**Required task:**
Reproduce the lines of the material exactly, excluding every image.
BEGIN Available data
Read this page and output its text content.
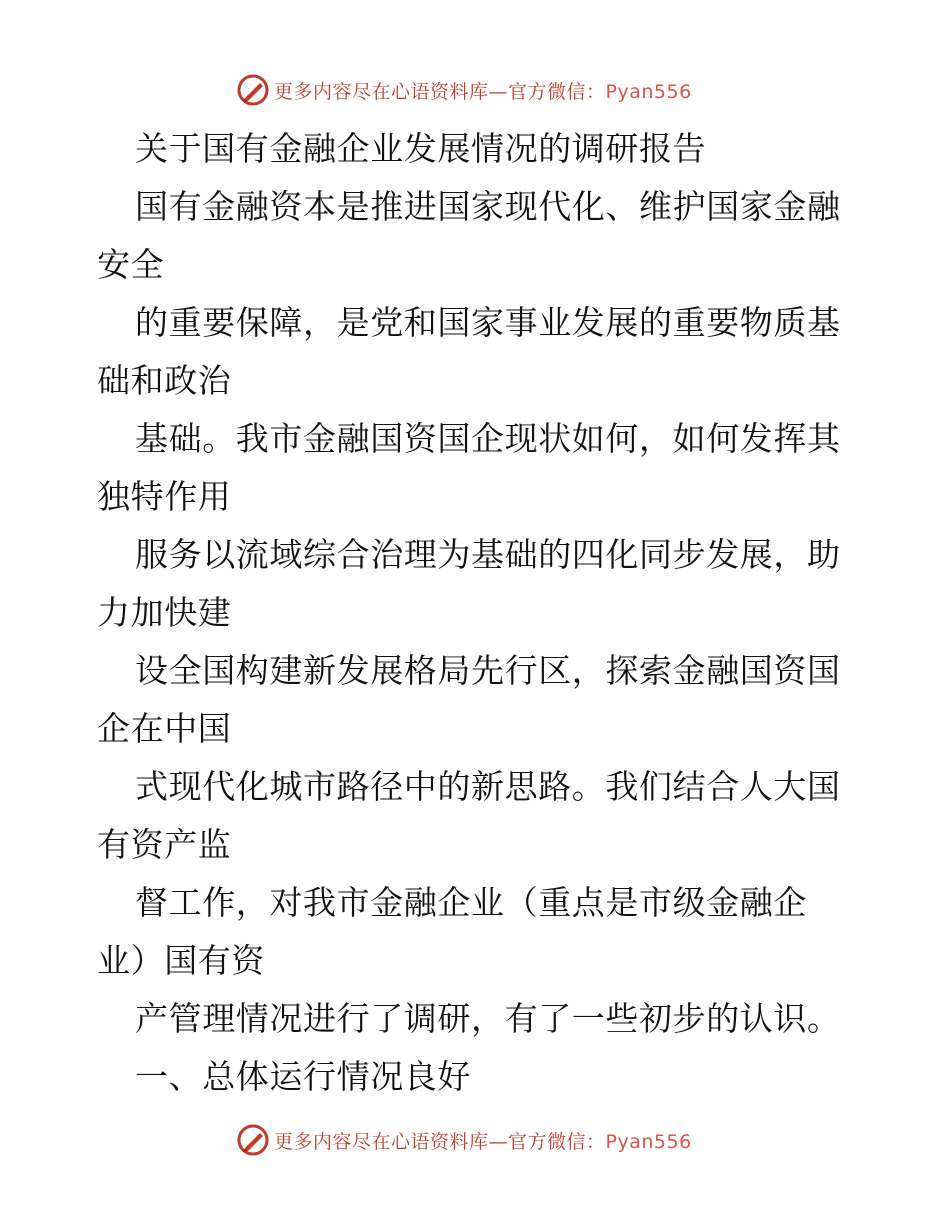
更多内容尽在心语资料库—官方微信：Pyan556
关于国有金融企业发展情况的调研报告
国有金融资本是推进国家现代化、维护国家金融
安全
的重要保障，是党和国家事业发展的重要物质基
础和政治
基础。我市金融国资国企现状如何，如何发挥其
独特作用
服务以流域综合治理为基础的四化同步发展，助
力加快建
设全国构建新发展格局先行区，探索金融国资国
企在中国
式现代化城市路径中的新思路。我们结合人大国
有资产监
督工作，对我市金融企业（重点是市级金融企
业）国有资
产管理情况进行了调研，有了一些初步的认识。
一、总体运行情况良好
更多内容尽在心语资料库—官方微信：Pyan556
END Available data
**Result of the exercise:**
Read this page and output its text content.
更多内容尽在心语资料库—官方微信：Pyan556
关于国有金融企业发展情况的调研报告
国有金融资本是推进国家现代化、维护国家金融
安全
的重要保障，是党和国家事业发展的重要物质基
础和政治
基础。我市金融国资国企现状如何，如何发挥其
独特作用
服务以流域综合治理为基础的四化同步发展，助
力加快建
设全国构建新发展格局先行区，探索金融国资国
企在中国
式现代化城市路径中的新思路。我们结合人大国
有资产监
督工作，对我市金融企业（重点是市级金融企
业）国有资
产管理情况进行了调研，有了一些初步的认识。
一、总体运行情况良好
更多内容尽在心语资料库—官方微信：Pyan556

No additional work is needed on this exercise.